-- BEGIN Records shown --
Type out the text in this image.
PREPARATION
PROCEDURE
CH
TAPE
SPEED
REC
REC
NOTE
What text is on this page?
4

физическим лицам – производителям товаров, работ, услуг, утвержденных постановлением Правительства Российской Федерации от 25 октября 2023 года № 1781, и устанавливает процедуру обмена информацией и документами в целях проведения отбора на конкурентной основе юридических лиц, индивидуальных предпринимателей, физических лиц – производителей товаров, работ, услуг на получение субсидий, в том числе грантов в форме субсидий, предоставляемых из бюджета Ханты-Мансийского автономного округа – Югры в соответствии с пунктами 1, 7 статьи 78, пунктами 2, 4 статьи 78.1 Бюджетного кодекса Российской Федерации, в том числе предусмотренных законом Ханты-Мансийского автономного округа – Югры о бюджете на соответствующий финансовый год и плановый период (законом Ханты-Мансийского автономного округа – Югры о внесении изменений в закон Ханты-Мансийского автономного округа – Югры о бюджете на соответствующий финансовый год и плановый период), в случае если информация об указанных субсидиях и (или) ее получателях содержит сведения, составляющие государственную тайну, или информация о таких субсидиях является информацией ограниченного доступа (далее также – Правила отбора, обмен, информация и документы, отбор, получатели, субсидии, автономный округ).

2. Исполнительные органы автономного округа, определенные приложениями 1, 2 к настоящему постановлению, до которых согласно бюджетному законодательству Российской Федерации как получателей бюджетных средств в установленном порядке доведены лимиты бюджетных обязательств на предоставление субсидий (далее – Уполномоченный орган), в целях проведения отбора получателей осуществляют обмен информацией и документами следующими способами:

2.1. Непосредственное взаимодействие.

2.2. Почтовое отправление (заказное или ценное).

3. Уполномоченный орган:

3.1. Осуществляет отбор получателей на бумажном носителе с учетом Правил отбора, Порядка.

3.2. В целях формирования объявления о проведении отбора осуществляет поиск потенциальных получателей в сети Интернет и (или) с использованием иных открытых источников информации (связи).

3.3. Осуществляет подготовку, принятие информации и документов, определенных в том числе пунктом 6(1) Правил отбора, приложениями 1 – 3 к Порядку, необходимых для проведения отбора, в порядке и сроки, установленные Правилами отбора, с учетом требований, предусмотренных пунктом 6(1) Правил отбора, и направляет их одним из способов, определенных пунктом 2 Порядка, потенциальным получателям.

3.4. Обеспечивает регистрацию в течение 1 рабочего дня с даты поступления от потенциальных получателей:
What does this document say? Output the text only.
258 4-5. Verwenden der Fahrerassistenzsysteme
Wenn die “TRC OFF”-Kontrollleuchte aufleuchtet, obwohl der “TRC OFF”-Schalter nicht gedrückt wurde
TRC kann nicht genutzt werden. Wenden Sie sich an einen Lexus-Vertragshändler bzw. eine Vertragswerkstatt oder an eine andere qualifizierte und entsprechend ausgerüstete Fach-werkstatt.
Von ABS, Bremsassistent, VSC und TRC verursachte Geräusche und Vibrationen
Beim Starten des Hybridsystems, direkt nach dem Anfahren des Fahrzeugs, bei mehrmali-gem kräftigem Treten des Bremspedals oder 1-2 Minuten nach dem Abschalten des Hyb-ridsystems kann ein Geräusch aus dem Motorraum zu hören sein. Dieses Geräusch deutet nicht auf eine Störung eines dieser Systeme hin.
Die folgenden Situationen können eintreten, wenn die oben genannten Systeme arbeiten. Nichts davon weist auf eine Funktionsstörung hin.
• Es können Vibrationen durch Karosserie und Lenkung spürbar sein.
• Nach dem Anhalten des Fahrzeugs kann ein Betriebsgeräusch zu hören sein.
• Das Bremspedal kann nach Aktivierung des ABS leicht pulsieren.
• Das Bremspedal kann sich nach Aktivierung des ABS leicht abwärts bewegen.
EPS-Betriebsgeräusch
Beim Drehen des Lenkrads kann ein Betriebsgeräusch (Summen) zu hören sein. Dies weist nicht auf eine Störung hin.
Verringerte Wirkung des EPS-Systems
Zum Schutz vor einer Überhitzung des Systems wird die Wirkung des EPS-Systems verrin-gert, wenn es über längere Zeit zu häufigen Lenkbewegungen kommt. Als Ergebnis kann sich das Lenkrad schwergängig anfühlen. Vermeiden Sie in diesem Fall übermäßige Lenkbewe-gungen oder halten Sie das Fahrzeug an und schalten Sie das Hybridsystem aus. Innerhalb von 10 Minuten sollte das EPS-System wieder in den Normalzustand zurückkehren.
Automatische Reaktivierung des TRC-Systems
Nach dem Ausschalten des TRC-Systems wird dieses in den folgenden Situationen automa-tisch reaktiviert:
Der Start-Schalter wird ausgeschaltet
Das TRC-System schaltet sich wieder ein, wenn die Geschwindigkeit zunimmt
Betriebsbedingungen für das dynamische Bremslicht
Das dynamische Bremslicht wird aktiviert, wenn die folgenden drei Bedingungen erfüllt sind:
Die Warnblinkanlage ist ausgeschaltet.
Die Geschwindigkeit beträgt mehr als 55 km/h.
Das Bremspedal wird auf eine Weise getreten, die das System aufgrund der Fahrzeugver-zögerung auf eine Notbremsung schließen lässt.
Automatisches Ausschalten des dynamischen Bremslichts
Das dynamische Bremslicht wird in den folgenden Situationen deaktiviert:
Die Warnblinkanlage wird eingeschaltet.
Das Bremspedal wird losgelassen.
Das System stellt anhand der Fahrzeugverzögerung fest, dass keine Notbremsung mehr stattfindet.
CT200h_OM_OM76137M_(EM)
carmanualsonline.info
-- END Records shown --
# What the exercise asks:
Copy every line in the entries above that has the string "Beim" in it.

# Response:
Beim Starten des Hybridsystems, direkt nach dem Anfahren des Fahrzeugs, bei mehrmali-gem kräftigem Treten des Bremspedals oder 1-2 Minuten nach dem Abschalten des Hyb-ridsystems kann ein Geräusch aus dem Motorraum zu hören sein. Dieses Geräusch deutet nicht auf eine Störung eines dieser Systeme hin.
Beim Drehen des Lenkrads kann ein Betriebsgeräusch (Summen) zu hören sein. Dies weist nicht auf eine Störung hin.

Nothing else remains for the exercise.